[Begin RECORDS]

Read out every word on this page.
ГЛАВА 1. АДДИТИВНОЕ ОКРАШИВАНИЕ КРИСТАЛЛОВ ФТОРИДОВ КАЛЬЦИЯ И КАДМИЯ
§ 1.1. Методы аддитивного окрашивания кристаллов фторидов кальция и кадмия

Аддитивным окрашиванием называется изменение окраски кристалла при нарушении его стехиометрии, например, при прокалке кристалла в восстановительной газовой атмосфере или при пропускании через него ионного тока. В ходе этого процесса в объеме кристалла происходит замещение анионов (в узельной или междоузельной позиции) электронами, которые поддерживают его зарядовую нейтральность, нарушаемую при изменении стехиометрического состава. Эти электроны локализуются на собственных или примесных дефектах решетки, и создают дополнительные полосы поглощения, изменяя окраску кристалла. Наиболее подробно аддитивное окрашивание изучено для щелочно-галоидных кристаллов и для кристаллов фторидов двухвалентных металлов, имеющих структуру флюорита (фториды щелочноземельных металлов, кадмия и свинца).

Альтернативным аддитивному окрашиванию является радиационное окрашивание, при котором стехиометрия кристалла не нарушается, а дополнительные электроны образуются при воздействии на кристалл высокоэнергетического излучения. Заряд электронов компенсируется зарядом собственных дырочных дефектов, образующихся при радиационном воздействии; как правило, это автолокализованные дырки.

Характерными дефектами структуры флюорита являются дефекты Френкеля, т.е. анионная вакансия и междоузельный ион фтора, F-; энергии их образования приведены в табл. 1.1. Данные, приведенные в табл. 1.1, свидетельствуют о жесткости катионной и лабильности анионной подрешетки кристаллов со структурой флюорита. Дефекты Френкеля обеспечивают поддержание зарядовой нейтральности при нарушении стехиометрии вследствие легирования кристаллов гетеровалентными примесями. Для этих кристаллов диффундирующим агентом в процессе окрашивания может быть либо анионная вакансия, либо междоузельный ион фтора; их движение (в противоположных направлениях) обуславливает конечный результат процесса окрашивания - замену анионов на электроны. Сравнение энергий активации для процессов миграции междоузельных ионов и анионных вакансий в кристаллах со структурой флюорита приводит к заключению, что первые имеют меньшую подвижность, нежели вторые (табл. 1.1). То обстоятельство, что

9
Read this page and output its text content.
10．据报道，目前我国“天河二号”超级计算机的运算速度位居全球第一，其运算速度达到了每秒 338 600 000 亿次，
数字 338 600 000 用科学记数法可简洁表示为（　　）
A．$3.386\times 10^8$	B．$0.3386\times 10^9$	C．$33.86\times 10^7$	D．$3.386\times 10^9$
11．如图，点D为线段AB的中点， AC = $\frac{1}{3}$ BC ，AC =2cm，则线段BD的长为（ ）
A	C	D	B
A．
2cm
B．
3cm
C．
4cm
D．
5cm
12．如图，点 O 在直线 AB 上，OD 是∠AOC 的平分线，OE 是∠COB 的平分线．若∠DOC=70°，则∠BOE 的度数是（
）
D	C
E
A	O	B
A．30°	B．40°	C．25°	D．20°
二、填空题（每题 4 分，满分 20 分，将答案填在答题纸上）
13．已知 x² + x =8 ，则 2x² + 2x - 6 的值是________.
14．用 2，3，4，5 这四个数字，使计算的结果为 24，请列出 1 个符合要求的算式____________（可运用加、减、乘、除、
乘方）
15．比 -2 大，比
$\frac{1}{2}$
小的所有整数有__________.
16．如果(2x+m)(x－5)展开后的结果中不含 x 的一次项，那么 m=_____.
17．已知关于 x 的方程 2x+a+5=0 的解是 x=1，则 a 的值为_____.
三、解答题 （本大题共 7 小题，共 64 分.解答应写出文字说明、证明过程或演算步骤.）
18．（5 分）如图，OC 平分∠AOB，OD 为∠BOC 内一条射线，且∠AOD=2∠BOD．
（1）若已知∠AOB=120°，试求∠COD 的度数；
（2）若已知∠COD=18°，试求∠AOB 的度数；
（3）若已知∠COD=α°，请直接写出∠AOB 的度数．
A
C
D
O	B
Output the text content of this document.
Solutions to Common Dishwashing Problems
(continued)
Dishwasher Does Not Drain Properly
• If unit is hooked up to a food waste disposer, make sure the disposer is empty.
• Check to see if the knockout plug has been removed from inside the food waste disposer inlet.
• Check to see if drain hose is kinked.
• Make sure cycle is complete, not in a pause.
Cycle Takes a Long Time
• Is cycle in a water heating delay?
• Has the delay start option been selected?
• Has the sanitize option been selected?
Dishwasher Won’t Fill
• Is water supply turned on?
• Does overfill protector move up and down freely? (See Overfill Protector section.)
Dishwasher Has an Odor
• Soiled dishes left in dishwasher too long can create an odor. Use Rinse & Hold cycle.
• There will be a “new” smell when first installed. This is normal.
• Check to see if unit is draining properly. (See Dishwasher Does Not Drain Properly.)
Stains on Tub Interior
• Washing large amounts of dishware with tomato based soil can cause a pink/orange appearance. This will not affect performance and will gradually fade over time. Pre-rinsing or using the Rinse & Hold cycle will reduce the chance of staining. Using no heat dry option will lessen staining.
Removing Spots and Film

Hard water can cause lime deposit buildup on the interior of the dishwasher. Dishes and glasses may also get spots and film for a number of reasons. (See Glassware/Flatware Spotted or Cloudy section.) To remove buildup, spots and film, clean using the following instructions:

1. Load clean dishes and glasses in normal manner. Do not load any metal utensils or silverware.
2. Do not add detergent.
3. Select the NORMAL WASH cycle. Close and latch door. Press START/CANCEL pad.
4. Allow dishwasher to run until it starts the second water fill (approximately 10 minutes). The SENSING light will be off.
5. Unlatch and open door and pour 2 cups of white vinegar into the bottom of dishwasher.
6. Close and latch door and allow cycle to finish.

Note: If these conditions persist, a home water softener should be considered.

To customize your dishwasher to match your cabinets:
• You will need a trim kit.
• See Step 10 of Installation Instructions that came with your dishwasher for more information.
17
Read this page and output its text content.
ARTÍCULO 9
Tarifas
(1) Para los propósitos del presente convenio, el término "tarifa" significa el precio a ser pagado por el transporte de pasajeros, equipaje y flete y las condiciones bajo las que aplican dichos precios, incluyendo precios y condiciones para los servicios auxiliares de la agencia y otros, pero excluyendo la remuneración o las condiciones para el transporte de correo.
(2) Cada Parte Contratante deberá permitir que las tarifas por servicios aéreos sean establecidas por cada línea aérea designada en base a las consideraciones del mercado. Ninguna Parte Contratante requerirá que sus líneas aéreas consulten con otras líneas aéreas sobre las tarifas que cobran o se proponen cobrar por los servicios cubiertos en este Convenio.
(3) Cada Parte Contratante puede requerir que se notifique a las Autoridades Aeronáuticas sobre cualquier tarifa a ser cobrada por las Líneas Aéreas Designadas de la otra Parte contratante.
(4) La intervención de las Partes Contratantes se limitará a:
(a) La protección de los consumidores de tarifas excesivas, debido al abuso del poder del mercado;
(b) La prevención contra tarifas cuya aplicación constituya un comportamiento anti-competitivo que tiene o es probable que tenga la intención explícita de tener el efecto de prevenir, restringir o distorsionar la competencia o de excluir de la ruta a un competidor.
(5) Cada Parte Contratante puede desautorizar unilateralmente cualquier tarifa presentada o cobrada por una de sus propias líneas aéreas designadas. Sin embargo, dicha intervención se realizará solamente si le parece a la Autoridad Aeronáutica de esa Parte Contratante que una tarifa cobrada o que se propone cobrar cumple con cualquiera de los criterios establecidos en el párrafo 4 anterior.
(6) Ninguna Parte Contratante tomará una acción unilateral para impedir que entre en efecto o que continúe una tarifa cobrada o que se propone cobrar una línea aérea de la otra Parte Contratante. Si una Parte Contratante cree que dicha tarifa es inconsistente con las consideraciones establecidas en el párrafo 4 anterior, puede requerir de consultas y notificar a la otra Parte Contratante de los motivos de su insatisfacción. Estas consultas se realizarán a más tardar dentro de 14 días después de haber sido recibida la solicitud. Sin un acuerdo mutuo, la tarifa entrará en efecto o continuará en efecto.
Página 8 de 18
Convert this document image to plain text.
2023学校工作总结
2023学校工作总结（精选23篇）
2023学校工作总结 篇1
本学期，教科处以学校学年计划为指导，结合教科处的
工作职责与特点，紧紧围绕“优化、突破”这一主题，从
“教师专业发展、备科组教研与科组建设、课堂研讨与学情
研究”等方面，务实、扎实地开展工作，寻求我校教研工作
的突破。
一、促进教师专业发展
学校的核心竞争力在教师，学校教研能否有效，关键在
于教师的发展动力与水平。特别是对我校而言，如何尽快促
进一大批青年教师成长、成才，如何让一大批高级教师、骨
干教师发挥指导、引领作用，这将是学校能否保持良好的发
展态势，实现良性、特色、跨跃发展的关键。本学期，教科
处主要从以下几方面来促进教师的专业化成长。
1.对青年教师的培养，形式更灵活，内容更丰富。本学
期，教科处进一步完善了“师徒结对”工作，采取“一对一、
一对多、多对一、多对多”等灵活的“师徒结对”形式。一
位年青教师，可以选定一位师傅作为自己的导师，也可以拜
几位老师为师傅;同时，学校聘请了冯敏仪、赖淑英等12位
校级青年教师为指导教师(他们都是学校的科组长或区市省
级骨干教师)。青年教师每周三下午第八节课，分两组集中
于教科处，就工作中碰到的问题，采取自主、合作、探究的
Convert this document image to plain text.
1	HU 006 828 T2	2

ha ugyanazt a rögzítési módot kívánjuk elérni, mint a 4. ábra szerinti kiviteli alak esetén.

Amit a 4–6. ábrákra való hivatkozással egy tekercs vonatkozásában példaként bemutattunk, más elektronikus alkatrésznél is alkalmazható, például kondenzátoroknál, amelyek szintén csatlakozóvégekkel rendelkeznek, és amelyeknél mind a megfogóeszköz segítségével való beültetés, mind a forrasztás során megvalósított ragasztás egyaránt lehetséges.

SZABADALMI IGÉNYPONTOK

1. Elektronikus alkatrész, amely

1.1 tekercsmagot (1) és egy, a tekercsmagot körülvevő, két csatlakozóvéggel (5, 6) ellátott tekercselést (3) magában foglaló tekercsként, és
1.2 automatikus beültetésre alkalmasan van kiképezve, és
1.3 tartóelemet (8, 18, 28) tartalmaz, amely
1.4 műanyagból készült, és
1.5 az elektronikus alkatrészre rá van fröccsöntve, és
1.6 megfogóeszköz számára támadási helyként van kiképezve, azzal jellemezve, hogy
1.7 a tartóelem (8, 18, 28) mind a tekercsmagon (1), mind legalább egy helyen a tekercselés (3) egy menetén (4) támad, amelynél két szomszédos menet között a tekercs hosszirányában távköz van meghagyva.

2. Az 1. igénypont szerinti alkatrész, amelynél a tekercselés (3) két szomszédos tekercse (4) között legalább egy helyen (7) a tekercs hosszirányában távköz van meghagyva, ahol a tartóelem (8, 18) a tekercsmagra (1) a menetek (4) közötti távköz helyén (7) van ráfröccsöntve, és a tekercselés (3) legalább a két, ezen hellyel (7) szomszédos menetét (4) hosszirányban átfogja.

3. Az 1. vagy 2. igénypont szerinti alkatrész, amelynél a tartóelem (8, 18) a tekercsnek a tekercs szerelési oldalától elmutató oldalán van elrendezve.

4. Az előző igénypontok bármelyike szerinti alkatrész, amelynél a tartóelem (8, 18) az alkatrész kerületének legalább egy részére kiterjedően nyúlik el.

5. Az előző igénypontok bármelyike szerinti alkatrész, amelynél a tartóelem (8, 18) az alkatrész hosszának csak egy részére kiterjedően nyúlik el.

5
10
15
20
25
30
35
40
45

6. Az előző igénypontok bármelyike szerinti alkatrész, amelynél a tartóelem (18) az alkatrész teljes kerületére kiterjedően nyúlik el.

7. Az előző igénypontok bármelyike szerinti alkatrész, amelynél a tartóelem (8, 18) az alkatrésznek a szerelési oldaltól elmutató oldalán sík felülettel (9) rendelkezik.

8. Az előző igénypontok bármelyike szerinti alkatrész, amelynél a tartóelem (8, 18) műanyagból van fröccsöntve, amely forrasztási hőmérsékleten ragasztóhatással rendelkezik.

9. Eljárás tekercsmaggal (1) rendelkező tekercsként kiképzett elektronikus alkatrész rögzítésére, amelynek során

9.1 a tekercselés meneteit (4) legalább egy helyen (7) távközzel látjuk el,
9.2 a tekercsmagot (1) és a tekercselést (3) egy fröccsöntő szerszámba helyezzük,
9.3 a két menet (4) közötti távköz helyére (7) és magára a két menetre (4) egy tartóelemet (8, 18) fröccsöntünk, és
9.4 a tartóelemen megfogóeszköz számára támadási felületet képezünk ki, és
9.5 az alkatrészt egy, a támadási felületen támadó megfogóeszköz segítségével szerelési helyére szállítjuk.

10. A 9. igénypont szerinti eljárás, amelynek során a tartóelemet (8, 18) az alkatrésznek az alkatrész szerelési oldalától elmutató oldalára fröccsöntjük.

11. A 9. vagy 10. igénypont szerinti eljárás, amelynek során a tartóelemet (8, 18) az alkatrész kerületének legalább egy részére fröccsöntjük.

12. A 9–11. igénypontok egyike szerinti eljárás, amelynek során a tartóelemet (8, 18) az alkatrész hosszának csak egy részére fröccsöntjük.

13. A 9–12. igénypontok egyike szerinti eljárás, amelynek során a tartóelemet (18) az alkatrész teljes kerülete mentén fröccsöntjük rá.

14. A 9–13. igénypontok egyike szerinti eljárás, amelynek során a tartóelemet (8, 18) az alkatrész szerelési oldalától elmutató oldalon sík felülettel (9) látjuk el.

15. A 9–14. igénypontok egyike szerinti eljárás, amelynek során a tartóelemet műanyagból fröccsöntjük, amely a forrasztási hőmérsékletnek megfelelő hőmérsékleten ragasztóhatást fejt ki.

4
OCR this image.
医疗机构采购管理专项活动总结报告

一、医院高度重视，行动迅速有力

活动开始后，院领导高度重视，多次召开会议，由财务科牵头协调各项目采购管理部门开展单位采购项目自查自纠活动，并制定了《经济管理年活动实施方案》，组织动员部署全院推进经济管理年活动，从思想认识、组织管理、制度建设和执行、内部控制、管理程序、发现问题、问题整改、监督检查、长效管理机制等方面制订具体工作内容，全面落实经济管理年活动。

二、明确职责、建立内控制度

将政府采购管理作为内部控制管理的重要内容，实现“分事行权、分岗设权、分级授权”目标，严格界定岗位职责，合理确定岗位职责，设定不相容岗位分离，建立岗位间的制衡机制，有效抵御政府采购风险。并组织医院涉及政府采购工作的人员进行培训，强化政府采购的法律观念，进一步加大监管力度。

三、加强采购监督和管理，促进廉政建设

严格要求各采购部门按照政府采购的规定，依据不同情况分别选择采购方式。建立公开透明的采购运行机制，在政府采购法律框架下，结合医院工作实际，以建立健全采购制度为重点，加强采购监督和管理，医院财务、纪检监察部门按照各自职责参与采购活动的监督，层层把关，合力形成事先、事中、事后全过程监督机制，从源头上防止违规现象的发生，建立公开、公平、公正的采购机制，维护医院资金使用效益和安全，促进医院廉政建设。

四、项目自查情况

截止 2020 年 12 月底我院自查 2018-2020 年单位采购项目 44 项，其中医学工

[End RECORDS]

[REQUIRED WORK]
Return the lines of the records that include the string "előző".

[EXERCISE OUTPUT]
4. Az előző igénypontok bármelyike szerinti alkatrész, amelynél a tartóelem (8, 18) az alkatrész kerületének legalább egy részére kiterjedően nyúlik el.
5. Az előző igénypontok bármelyike szerinti alkatrész, amelynél a tartóelem (8, 18) az alkatrész hosszának csak egy részére kiterjedően nyúlik el.
6. Az előző igénypontok bármelyike szerinti alkatrész, amelynél a tartóelem (18) az alkatrész teljes kerületére kiterjedően nyúlik el.
7. Az előző igénypontok bármelyike szerinti alkatrész, amelynél a tartóelem (8, 18) az alkatrésznek a szerelési oldaltól elmutató oldalán sík felülettel (9) rendelkezik.
8. Az előző igénypontok bármelyike szerinti alkatrész, amelynél a tartóelem (8, 18) műanyagból van fröccsöntve, amely forrasztási hőmérsékleten ragasztóhatással rendelkezik.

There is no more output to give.